══ Extracted material ══
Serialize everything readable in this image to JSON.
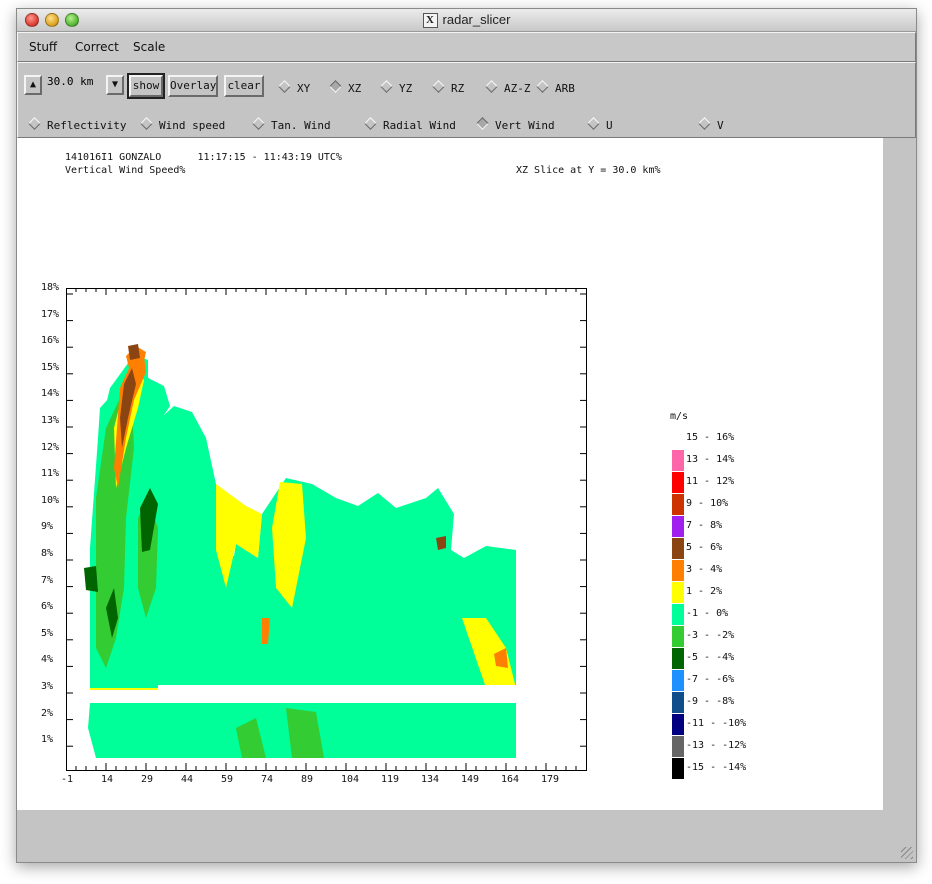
{
  "window": {
    "title": "radar_slicer"
  },
  "menubar": {
    "items": [
      "Stuff",
      "Correct",
      "Scale"
    ]
  },
  "toolbar": {
    "distance": "30.0 km",
    "show_label": "show",
    "overlay_label": "Overlay",
    "clear_label": "clear",
    "slice_options": [
      {
        "label": "XY",
        "selected": false
      },
      {
        "label": "XZ",
        "selected": true
      },
      {
        "label": "YZ",
        "selected": false
      },
      {
        "label": "RZ",
        "selected": false
      },
      {
        "label": "AZ-Z",
        "selected": false
      },
      {
        "label": "ARB",
        "selected": false
      }
    ],
    "field_options": [
      {
        "label": "Reflectivity",
        "selected": false
      },
      {
        "label": "Wind speed",
        "selected": false
      },
      {
        "label": "Tan. Wind",
        "selected": false
      },
      {
        "label": "Radial Wind",
        "selected": false
      },
      {
        "label": "Vert Wind",
        "selected": true
      },
      {
        "label": "U",
        "selected": false
      },
      {
        "label": "V",
        "selected": false
      }
    ]
  },
  "plot": {
    "header_line1": "141016I1 GONZALO      11:17:15 - 11:43:19 UTC%",
    "header_line2": "Vertical Wind Speed%",
    "slice_info": "XZ Slice at Y = 30.0 km%",
    "y_ticks": [
      "18%",
      "17%",
      "16%",
      "15%",
      "14%",
      "13%",
      "12%",
      "11%",
      "10%",
      "9%",
      "8%",
      "7%",
      "6%",
      "5%",
      "4%",
      "3%",
      "2%",
      "1%"
    ],
    "x_ticks": [
      "-1",
      "14",
      "29",
      "44",
      "59",
      "74",
      "89",
      "104",
      "119",
      "134",
      "149",
      "164",
      "179"
    ],
    "legend_unit": "m/s",
    "legend": [
      {
        "label": "15 - 16%",
        "color": "#ffffff"
      },
      {
        "label": "13 - 14%",
        "color": "#ff66aa"
      },
      {
        "label": "11 - 12%",
        "color": "#ff0000"
      },
      {
        "label": "9 - 10%",
        "color": "#cc3300"
      },
      {
        "label": "7 - 8%",
        "color": "#a020f0"
      },
      {
        "label": "5 - 6%",
        "color": "#8b4513"
      },
      {
        "label": "3 - 4%",
        "color": "#ff8000"
      },
      {
        "label": "1 - 2%",
        "color": "#ffff00"
      },
      {
        "label": "-1 - 0%",
        "color": "#00ff99"
      },
      {
        "label": "-3 - -2%",
        "color": "#33cc33"
      },
      {
        "label": "-5 - -4%",
        "color": "#006400"
      },
      {
        "label": "-7 - -6%",
        "color": "#1e90ff"
      },
      {
        "label": "-9 - -8%",
        "color": "#104e8b"
      },
      {
        "label": "-11 - -10%",
        "color": "#000080"
      },
      {
        "label": "-13 - -12%",
        "color": "#666666"
      },
      {
        "label": "-15 - -14%",
        "color": "#000000"
      }
    ]
  }
}
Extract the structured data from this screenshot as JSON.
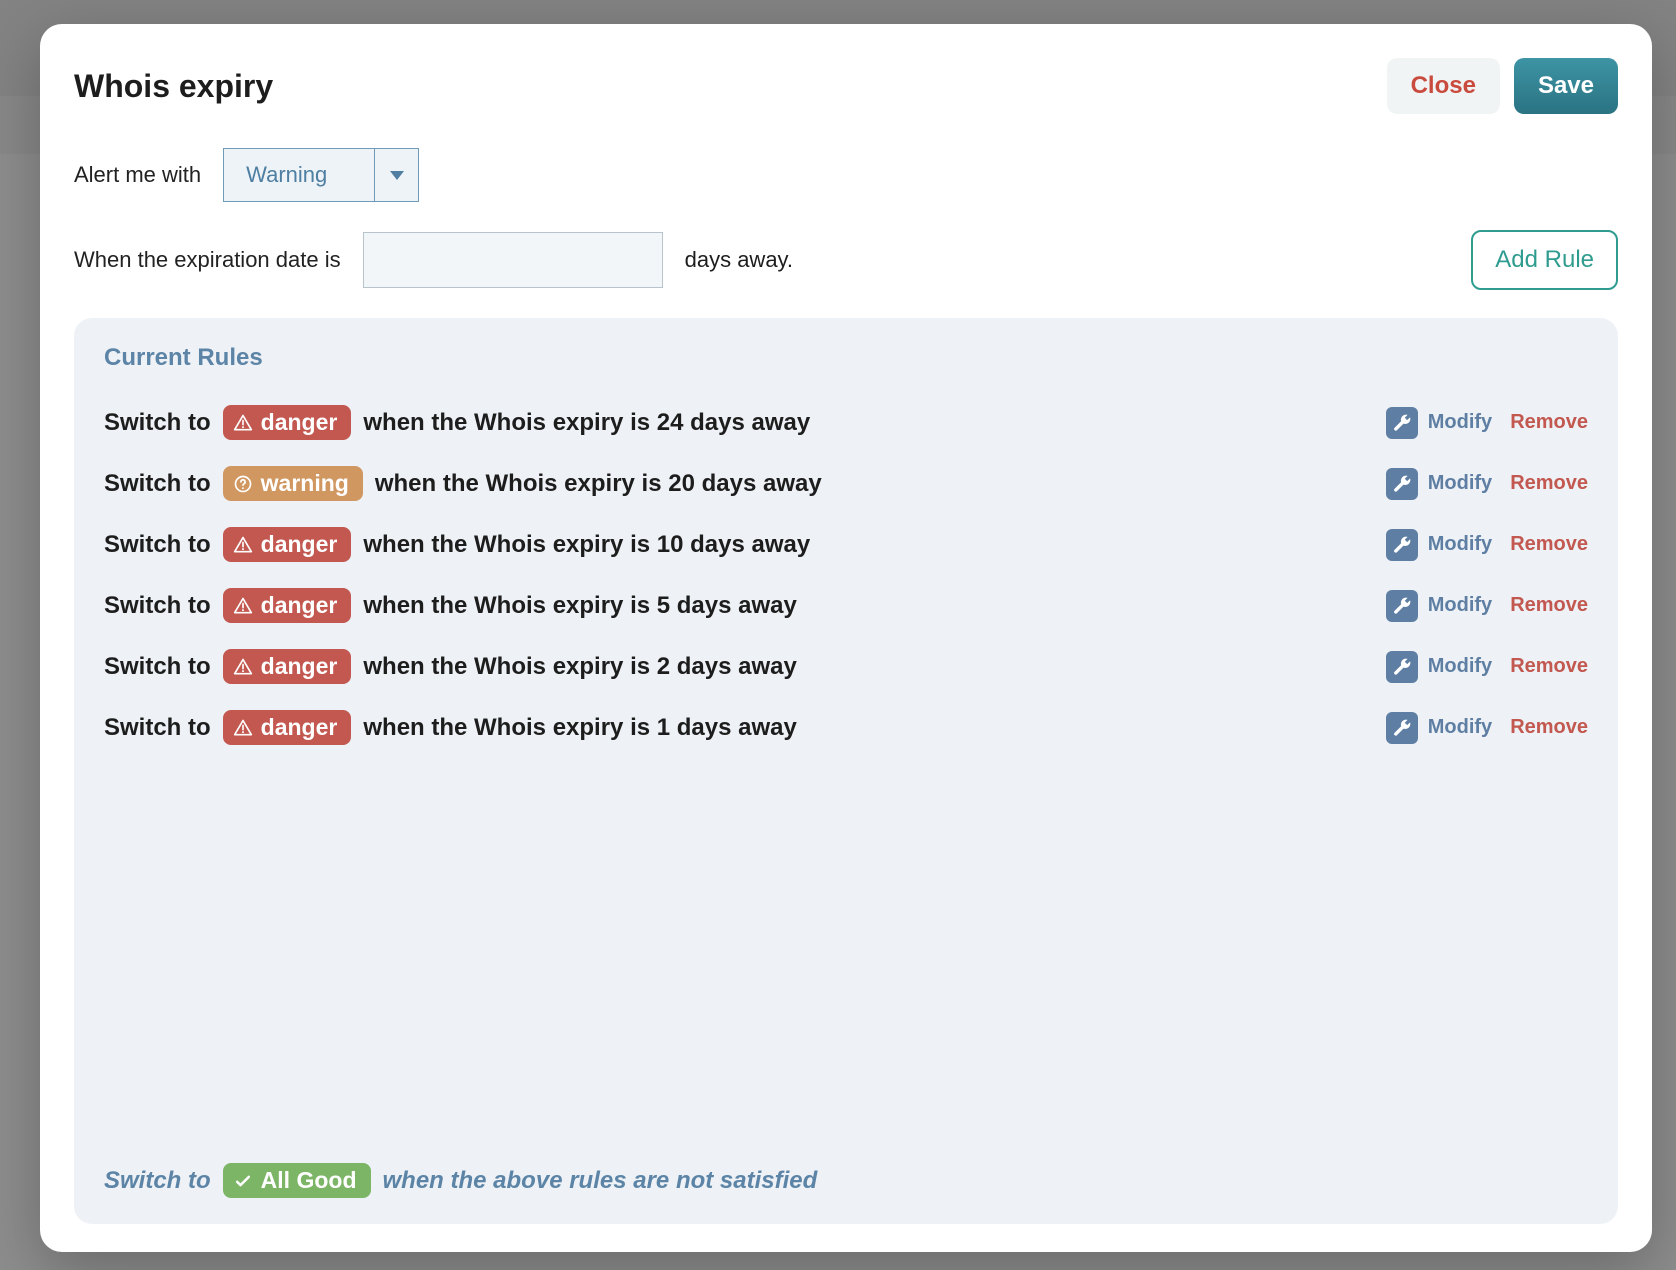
{
  "modal": {
    "title": "Whois expiry",
    "close_label": "Close",
    "save_label": "Save"
  },
  "form": {
    "alert_label": "Alert me with",
    "alert_selected": "Warning",
    "when_label": "When the expiration date is",
    "days_value": "",
    "days_suffix": "days away.",
    "add_rule_label": "Add Rule"
  },
  "rules": {
    "title": "Current Rules",
    "prefix": "Switch to",
    "mid": "when the Whois expiry is",
    "suffix": "days away",
    "modify_label": "Modify",
    "remove_label": "Remove",
    "items": [
      {
        "level": "danger",
        "level_label": "danger",
        "days": "24"
      },
      {
        "level": "warning",
        "level_label": "warning",
        "days": "20"
      },
      {
        "level": "danger",
        "level_label": "danger",
        "days": "10"
      },
      {
        "level": "danger",
        "level_label": "danger",
        "days": "5"
      },
      {
        "level": "danger",
        "level_label": "danger",
        "days": "2"
      },
      {
        "level": "danger",
        "level_label": "danger",
        "days": "1"
      }
    ]
  },
  "fallback": {
    "prefix": "Switch to",
    "badge_label": "All Good",
    "suffix": "when the above rules are not satisfied"
  }
}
═══
— What you are asked to do —
Give an exact copy of the material, leaving out every picture.

— Solved exercise —
Serialize everything readable in this image to JSON.
{
  "window": {
    "title": "radar_slicer"
  },
  "menubar": {
    "items": [
      "Stuff",
      "Correct",
      "Scale"
    ]
  },
  "toolbar": {
    "distance": "30.0 km",
    "show_label": "show",
    "overlay_label": "Overlay",
    "clear_label": "clear",
    "slice_options": [
      {
        "label": "XY",
        "selected": false
      },
      {
        "label": "XZ",
        "selected": true
      },
      {
        "label": "YZ",
        "selected": false
      },
      {
        "label": "RZ",
        "selected": false
      },
      {
        "label": "AZ-Z",
        "selected": false
      },
      {
        "label": "ARB",
        "selected": false
      }
    ],
    "field_options": [
      {
        "label": "Reflectivity",
        "selected": false
      },
      {
        "label": "Wind speed",
        "selected": false
      },
      {
        "label": "Tan. Wind",
        "selected": false
      },
      {
        "label": "Radial Wind",
        "selected": false
      },
      {
        "label": "Vert Wind",
        "selected": true
      },
      {
        "label": "U",
        "selected": false
      },
      {
        "label": "V",
        "selected": false
      }
    ]
  },
  "plot": {
    "header_line1": "141016I1 GONZALO      11:17:15 - 11:43:19 UTC%",
    "header_line2": "Vertical Wind Speed%",
    "slice_info": "XZ Slice at Y = 30.0 km%",
    "y_ticks": [
      "18%",
      "17%",
      "16%",
      "15%",
      "14%",
      "13%",
      "12%",
      "11%",
      "10%",
      "9%",
      "8%",
      "7%",
      "6%",
      "5%",
      "4%",
      "3%",
      "2%",
      "1%"
    ],
    "x_ticks": [
      "-1",
      "14",
      "29",
      "44",
      "59",
      "74",
      "89",
      "104",
      "119",
      "134",
      "149",
      "164",
      "179"
    ],
    "legend_unit": "m/s",
    "legend": [
      {
        "label": "15 - 16%",
        "color": "#ffffff"
      },
      {
        "label": "13 - 14%",
        "color": "#ff66aa"
      },
      {
        "label": "11 - 12%",
        "color": "#ff0000"
      },
      {
        "label": "9 - 10%",
        "color": "#cc3300"
      },
      {
        "label": "7 - 8%",
        "color": "#a020f0"
      },
      {
        "label": "5 - 6%",
        "color": "#8b4513"
      },
      {
        "label": "3 - 4%",
        "color": "#ff8000"
      },
      {
        "label": "1 - 2%",
        "color": "#ffff00"
      },
      {
        "label": "-1 - 0%",
        "color": "#00ff99"
      },
      {
        "label": "-3 - -2%",
        "color": "#33cc33"
      },
      {
        "label": "-5 - -4%",
        "color": "#006400"
      },
      {
        "label": "-7 - -6%",
        "color": "#1e90ff"
      },
      {
        "label": "-9 - -8%",
        "color": "#104e8b"
      },
      {
        "label": "-11 - -10%",
        "color": "#000080"
      },
      {
        "label": "-13 - -12%",
        "color": "#666666"
      },
      {
        "label": "-15 - -14%",
        "color": "#000000"
      }
    ]
  }
}
Extract the structured data from this screenshot as JSON.
{
  "modal": {
    "title": "Whois expiry",
    "close_label": "Close",
    "save_label": "Save"
  },
  "form": {
    "alert_label": "Alert me with",
    "alert_selected": "Warning",
    "when_label": "When the expiration date is",
    "days_value": "",
    "days_suffix": "days away.",
    "add_rule_label": "Add Rule"
  },
  "rules": {
    "title": "Current Rules",
    "prefix": "Switch to",
    "mid": "when the Whois expiry is",
    "suffix": "days away",
    "modify_label": "Modify",
    "remove_label": "Remove",
    "items": [
      {
        "level": "danger",
        "level_label": "danger",
        "days": "24"
      },
      {
        "level": "warning",
        "level_label": "warning",
        "days": "20"
      },
      {
        "level": "danger",
        "level_label": "danger",
        "days": "10"
      },
      {
        "level": "danger",
        "level_label": "danger",
        "days": "5"
      },
      {
        "level": "danger",
        "level_label": "danger",
        "days": "2"
      },
      {
        "level": "danger",
        "level_label": "danger",
        "days": "1"
      }
    ]
  },
  "fallback": {
    "prefix": "Switch to",
    "badge_label": "All Good",
    "suffix": "when the above rules are not satisfied"
  }
}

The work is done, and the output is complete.